START Material to process

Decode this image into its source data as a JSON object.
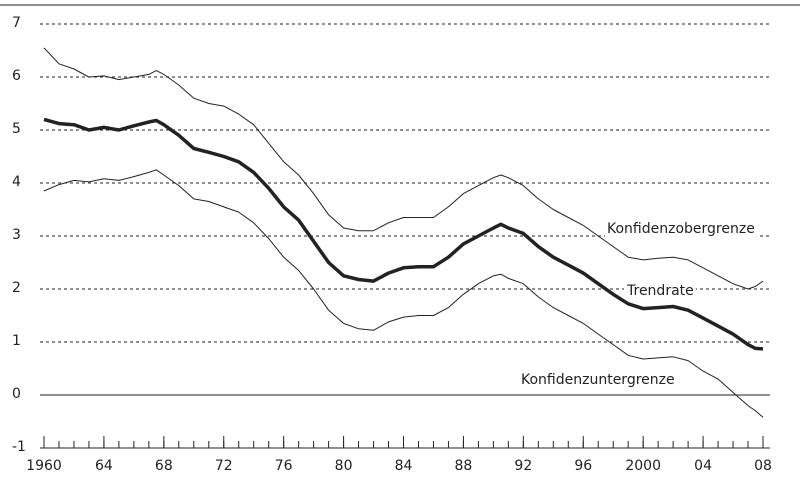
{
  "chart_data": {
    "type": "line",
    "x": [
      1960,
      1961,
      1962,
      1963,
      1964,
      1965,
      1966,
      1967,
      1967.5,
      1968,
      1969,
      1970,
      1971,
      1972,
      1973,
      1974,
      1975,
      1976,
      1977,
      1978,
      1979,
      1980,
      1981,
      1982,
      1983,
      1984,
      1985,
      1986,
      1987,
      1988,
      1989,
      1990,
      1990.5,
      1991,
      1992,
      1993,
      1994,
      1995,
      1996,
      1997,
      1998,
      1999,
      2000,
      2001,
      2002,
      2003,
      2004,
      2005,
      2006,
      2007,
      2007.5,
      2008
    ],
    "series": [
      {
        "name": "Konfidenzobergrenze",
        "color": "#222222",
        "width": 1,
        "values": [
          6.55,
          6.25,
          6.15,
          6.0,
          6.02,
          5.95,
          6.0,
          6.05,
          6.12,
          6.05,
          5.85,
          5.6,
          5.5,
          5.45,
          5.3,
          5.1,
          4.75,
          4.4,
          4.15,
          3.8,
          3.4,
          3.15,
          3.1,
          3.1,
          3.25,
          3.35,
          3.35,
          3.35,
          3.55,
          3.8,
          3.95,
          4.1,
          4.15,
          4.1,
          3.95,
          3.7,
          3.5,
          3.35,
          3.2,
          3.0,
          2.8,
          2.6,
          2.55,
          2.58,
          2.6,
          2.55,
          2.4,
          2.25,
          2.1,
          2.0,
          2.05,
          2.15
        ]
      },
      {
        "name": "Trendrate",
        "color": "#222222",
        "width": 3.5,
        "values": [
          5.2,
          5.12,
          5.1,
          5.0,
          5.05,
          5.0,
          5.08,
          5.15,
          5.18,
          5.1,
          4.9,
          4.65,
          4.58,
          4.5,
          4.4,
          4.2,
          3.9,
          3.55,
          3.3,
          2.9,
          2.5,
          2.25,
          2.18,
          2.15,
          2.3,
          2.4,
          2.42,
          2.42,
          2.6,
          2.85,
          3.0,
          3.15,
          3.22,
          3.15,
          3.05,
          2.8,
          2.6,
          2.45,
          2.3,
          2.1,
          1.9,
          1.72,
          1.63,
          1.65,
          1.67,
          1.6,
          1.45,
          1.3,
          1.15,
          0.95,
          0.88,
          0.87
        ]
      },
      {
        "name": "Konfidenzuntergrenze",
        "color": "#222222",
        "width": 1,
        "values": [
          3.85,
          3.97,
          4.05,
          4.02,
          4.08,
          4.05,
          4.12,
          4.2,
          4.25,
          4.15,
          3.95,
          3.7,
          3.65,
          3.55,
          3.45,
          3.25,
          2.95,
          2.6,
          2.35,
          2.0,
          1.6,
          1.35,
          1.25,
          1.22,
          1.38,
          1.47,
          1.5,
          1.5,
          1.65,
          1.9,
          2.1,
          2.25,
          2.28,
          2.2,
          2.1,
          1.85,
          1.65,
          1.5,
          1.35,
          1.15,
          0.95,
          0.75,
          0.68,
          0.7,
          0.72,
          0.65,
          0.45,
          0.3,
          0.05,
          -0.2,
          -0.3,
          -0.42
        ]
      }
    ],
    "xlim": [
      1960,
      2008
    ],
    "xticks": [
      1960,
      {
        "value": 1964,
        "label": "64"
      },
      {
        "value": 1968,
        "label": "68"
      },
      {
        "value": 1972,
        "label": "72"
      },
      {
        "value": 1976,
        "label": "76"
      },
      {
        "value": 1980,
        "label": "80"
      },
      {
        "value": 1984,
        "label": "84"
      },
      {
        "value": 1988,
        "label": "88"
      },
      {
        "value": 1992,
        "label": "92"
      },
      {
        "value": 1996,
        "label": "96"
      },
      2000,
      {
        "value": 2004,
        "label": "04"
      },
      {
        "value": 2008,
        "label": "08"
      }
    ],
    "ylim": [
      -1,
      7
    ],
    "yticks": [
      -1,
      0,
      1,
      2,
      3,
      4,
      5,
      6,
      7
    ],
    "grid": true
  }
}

END Material to process

What to do: In your copy, repeat each record exactly and include no pictures.

Expected output:
Decode this image into its source data as a JSON object.
{
  "chart_data": {
    "type": "line",
    "x": [
      1960,
      1961,
      1962,
      1963,
      1964,
      1965,
      1966,
      1967,
      1967.5,
      1968,
      1969,
      1970,
      1971,
      1972,
      1973,
      1974,
      1975,
      1976,
      1977,
      1978,
      1979,
      1980,
      1981,
      1982,
      1983,
      1984,
      1985,
      1986,
      1987,
      1988,
      1989,
      1990,
      1990.5,
      1991,
      1992,
      1993,
      1994,
      1995,
      1996,
      1997,
      1998,
      1999,
      2000,
      2001,
      2002,
      2003,
      2004,
      2005,
      2006,
      2007,
      2007.5,
      2008
    ],
    "series": [
      {
        "name": "Konfidenzobergrenze",
        "color": "#222222",
        "width": 1,
        "values": [
          6.55,
          6.25,
          6.15,
          6.0,
          6.02,
          5.95,
          6.0,
          6.05,
          6.12,
          6.05,
          5.85,
          5.6,
          5.5,
          5.45,
          5.3,
          5.1,
          4.75,
          4.4,
          4.15,
          3.8,
          3.4,
          3.15,
          3.1,
          3.1,
          3.25,
          3.35,
          3.35,
          3.35,
          3.55,
          3.8,
          3.95,
          4.1,
          4.15,
          4.1,
          3.95,
          3.7,
          3.5,
          3.35,
          3.2,
          3.0,
          2.8,
          2.6,
          2.55,
          2.58,
          2.6,
          2.55,
          2.4,
          2.25,
          2.1,
          2.0,
          2.05,
          2.15
        ]
      },
      {
        "name": "Trendrate",
        "color": "#222222",
        "width": 3.5,
        "values": [
          5.2,
          5.12,
          5.1,
          5.0,
          5.05,
          5.0,
          5.08,
          5.15,
          5.18,
          5.1,
          4.9,
          4.65,
          4.58,
          4.5,
          4.4,
          4.2,
          3.9,
          3.55,
          3.3,
          2.9,
          2.5,
          2.25,
          2.18,
          2.15,
          2.3,
          2.4,
          2.42,
          2.42,
          2.6,
          2.85,
          3.0,
          3.15,
          3.22,
          3.15,
          3.05,
          2.8,
          2.6,
          2.45,
          2.3,
          2.1,
          1.9,
          1.72,
          1.63,
          1.65,
          1.67,
          1.6,
          1.45,
          1.3,
          1.15,
          0.95,
          0.88,
          0.87
        ]
      },
      {
        "name": "Konfidenzuntergrenze",
        "color": "#222222",
        "width": 1,
        "values": [
          3.85,
          3.97,
          4.05,
          4.02,
          4.08,
          4.05,
          4.12,
          4.2,
          4.25,
          4.15,
          3.95,
          3.7,
          3.65,
          3.55,
          3.45,
          3.25,
          2.95,
          2.6,
          2.35,
          2.0,
          1.6,
          1.35,
          1.25,
          1.22,
          1.38,
          1.47,
          1.5,
          1.5,
          1.65,
          1.9,
          2.1,
          2.25,
          2.28,
          2.2,
          2.1,
          1.85,
          1.65,
          1.5,
          1.35,
          1.15,
          0.95,
          0.75,
          0.68,
          0.7,
          0.72,
          0.65,
          0.45,
          0.3,
          0.05,
          -0.2,
          -0.3,
          -0.42
        ]
      }
    ],
    "xlim": [
      1960,
      2008
    ],
    "xticks": [
      1960,
      {
        "value": 1964,
        "label": "64"
      },
      {
        "value": 1968,
        "label": "68"
      },
      {
        "value": 1972,
        "label": "72"
      },
      {
        "value": 1976,
        "label": "76"
      },
      {
        "value": 1980,
        "label": "80"
      },
      {
        "value": 1984,
        "label": "84"
      },
      {
        "value": 1988,
        "label": "88"
      },
      {
        "value": 1992,
        "label": "92"
      },
      {
        "value": 1996,
        "label": "96"
      },
      2000,
      {
        "value": 2004,
        "label": "04"
      },
      {
        "value": 2008,
        "label": "08"
      }
    ],
    "ylim": [
      -1,
      7
    ],
    "yticks": [
      -1,
      0,
      1,
      2,
      3,
      4,
      5,
      6,
      7
    ],
    "grid": true
  }
}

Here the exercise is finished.